◆ Aim of the exercise
Filter the records below and copy every line containing the word "common".

Data excerpts
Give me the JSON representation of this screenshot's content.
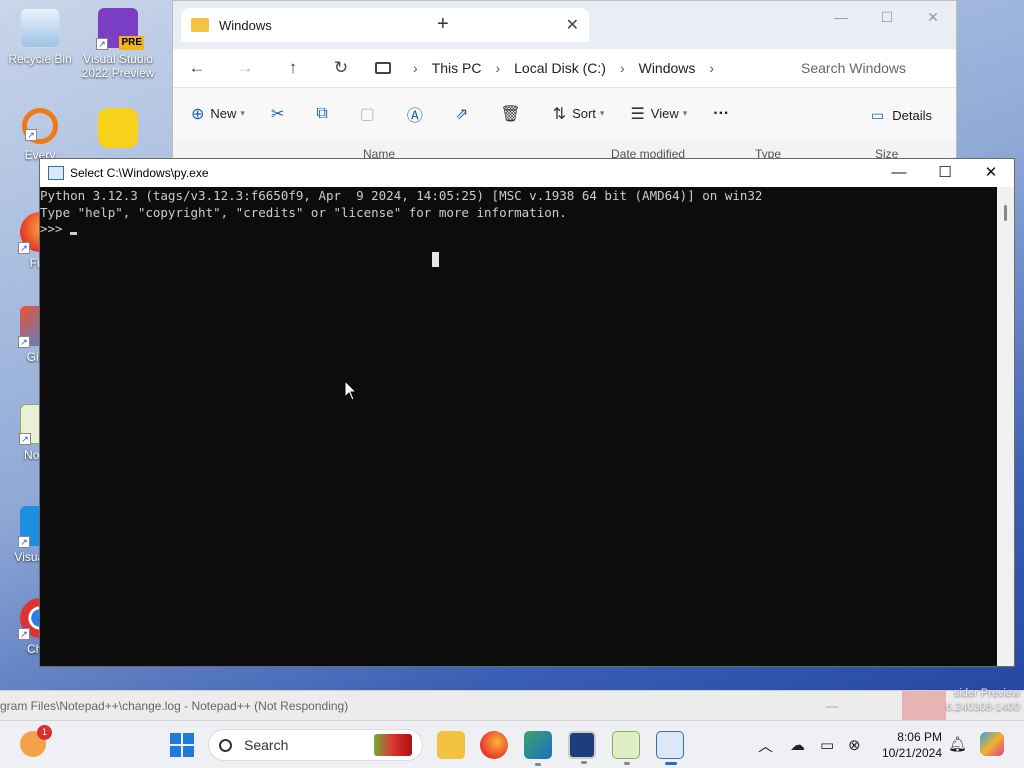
{
  "desktop": {
    "icons": [
      {
        "label": "Recycle Bin"
      },
      {
        "label": "Visual Studio 2022 Preview",
        "badge": "PRE"
      },
      {
        "label": "Every"
      },
      {
        "label": "Fire"
      },
      {
        "label": "Git B"
      },
      {
        "label": "Notep"
      },
      {
        "label": "Visual Co"
      },
      {
        "label": "Chro"
      }
    ]
  },
  "explorer": {
    "tab_label": "Windows",
    "new_tab": "+",
    "window_controls": {
      "minimize": "—",
      "maximize": "☐",
      "close": "✕"
    },
    "nav": {
      "back": "←",
      "forward": "→",
      "up": "↑",
      "refresh": "↻"
    },
    "breadcrumbs": [
      "This PC",
      "Local Disk (C:)",
      "Windows"
    ],
    "breadcrumb_sep": "›",
    "search_placeholder": "Search Windows",
    "commands": {
      "new": "New",
      "sort": "Sort",
      "view": "View",
      "more": "···",
      "details": "Details"
    },
    "columns": [
      "Name",
      "Date modified",
      "Type",
      "Size"
    ]
  },
  "console": {
    "title": "Select C:\\Windows\\py.exe",
    "lines": [
      "Python 3.12.3 (tags/v3.12.3:f6650f9, Apr  9 2024, 14:05:25) [MSC v.1938 64 bit (AMD64)] on win32",
      "Type \"help\", \"copyright\", \"credits\" or \"license\" for more information.",
      ">>> "
    ],
    "controls": {
      "minimize": "—",
      "maximize": "☐",
      "close": "✕"
    }
  },
  "background_window": {
    "title": "gram Files\\Notepad++\\change.log - Notepad++ (Not Responding)"
  },
  "watermark": {
    "line1": "sider Preview",
    "line2": "6.240308-1400"
  },
  "taskbar": {
    "weather_badge": "1",
    "search_label": "Search",
    "clock_time": "8:06 PM",
    "clock_date": "10/21/2024"
  }
}
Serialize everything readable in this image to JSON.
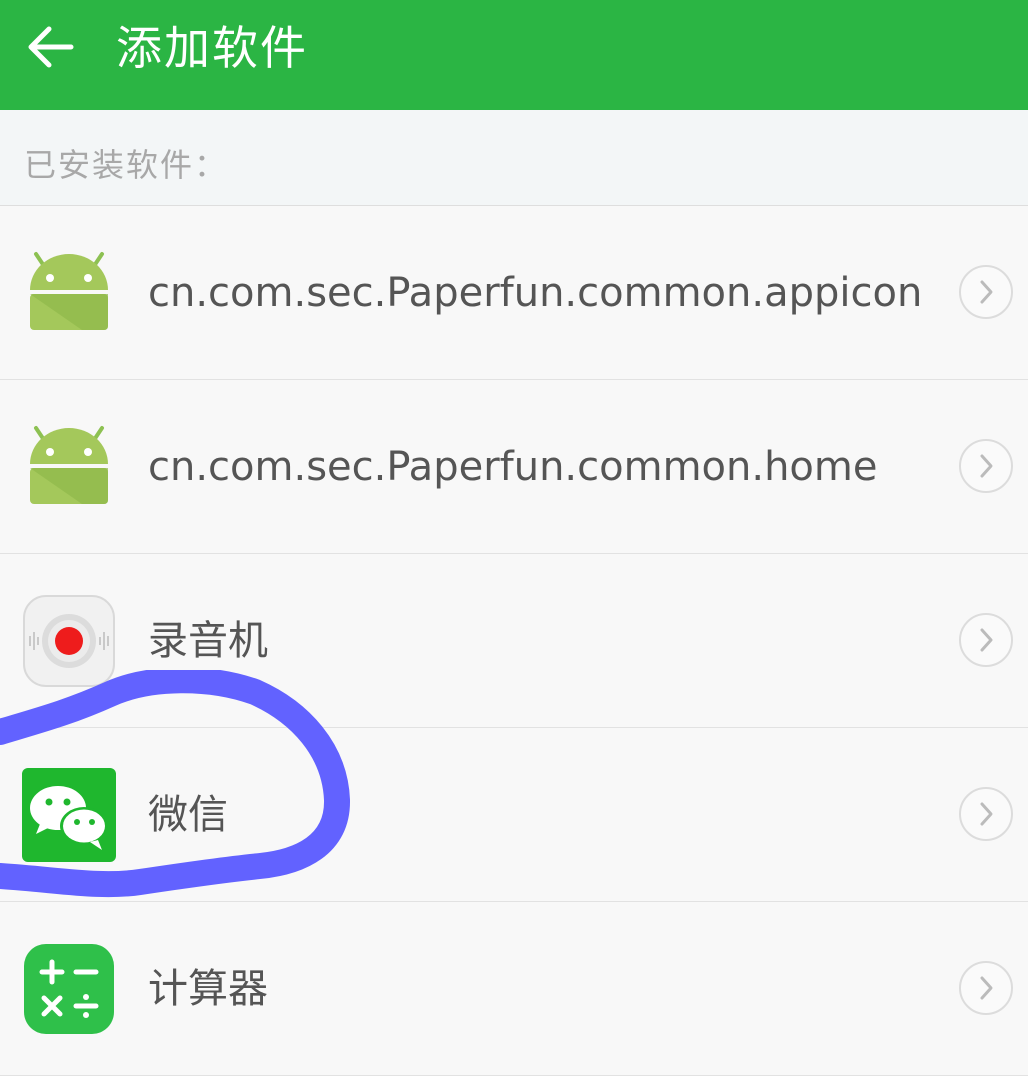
{
  "header": {
    "back_icon": "arrow-left-icon",
    "title": "添加软件"
  },
  "section": {
    "label": "已安装软件："
  },
  "apps": [
    {
      "name": "cn.com.sec.Paperfun.common.appicon",
      "icon": "android-icon"
    },
    {
      "name": "cn.com.sec.Paperfun.common.home",
      "icon": "android-icon"
    },
    {
      "name": "录音机",
      "icon": "recorder-icon"
    },
    {
      "name": "微信",
      "icon": "wechat-icon"
    },
    {
      "name": "计算器",
      "icon": "calculator-icon"
    }
  ],
  "colors": {
    "appbar": "#2bb544",
    "annotation": "#6262ff",
    "text": "#555555",
    "section_text": "#a8a8a8"
  }
}
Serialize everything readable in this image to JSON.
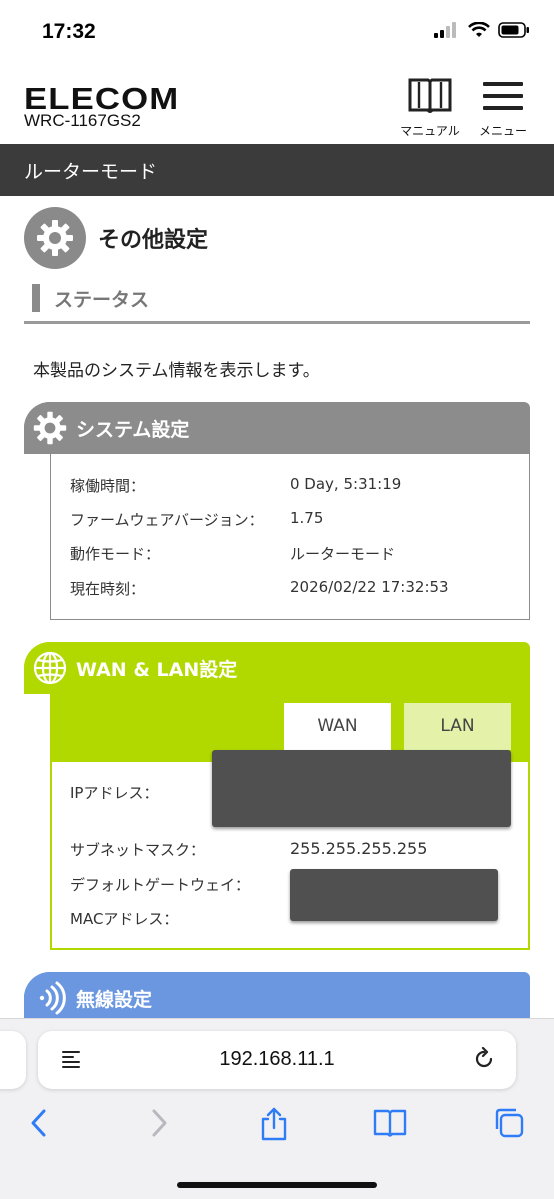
{
  "status_bar": {
    "time": "17:32"
  },
  "header": {
    "brand": "ELECOM",
    "model": "WRC-1167GS2",
    "manual_label": "マニュアル",
    "menu_label": "メニュー"
  },
  "mode_bar": {
    "text": "ルーターモード"
  },
  "page": {
    "title": "その他設定",
    "subtitle": "ステータス",
    "description": "本製品のシステム情報を表示します。"
  },
  "system": {
    "title": "システム設定",
    "rows": [
      {
        "label": "稼働時間：",
        "value": "0 Day, 5:31:19"
      },
      {
        "label": "ファームウェアバージョン：",
        "value": "1.75"
      },
      {
        "label": "動作モード：",
        "value": "ルーターモード"
      },
      {
        "label": "現在時刻：",
        "value": "2026/02/22 17:32:53"
      }
    ]
  },
  "wan_lan": {
    "title": "WAN & LAN設定",
    "tabs": [
      {
        "label": "WAN",
        "active": true
      },
      {
        "label": "LAN",
        "active": false
      }
    ],
    "rows": [
      {
        "label": "IPアドレス：",
        "value": ""
      },
      {
        "label": "サブネットマスク：",
        "value": "255.255.255.255"
      },
      {
        "label": "デフォルトゲートウェイ：",
        "value": ""
      },
      {
        "label": "MACアドレス：",
        "value": ""
      }
    ]
  },
  "wireless": {
    "title": "無線設定"
  },
  "browser": {
    "url": "192.168.11.1"
  },
  "colors": {
    "mode_bar": "#3b3b3b",
    "system_accent": "#8c8c8c",
    "wan_accent": "#b1d900",
    "lan_tab": "#e3f2a8",
    "wireless_accent": "#6b97e0",
    "safari_blue": "#2f7cf6"
  },
  "icons": {
    "manual": "book-icon",
    "menu": "hamburger-icon",
    "page": "gear-icon",
    "system": "gear-icon",
    "wan": "globe-icon",
    "wireless": "wifi-waves-icon"
  }
}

◆ Response to this exercise
      "name": "cn.com.sec.Paperfun.common.appicon",
      "name": "cn.com.sec.Paperfun.common.home",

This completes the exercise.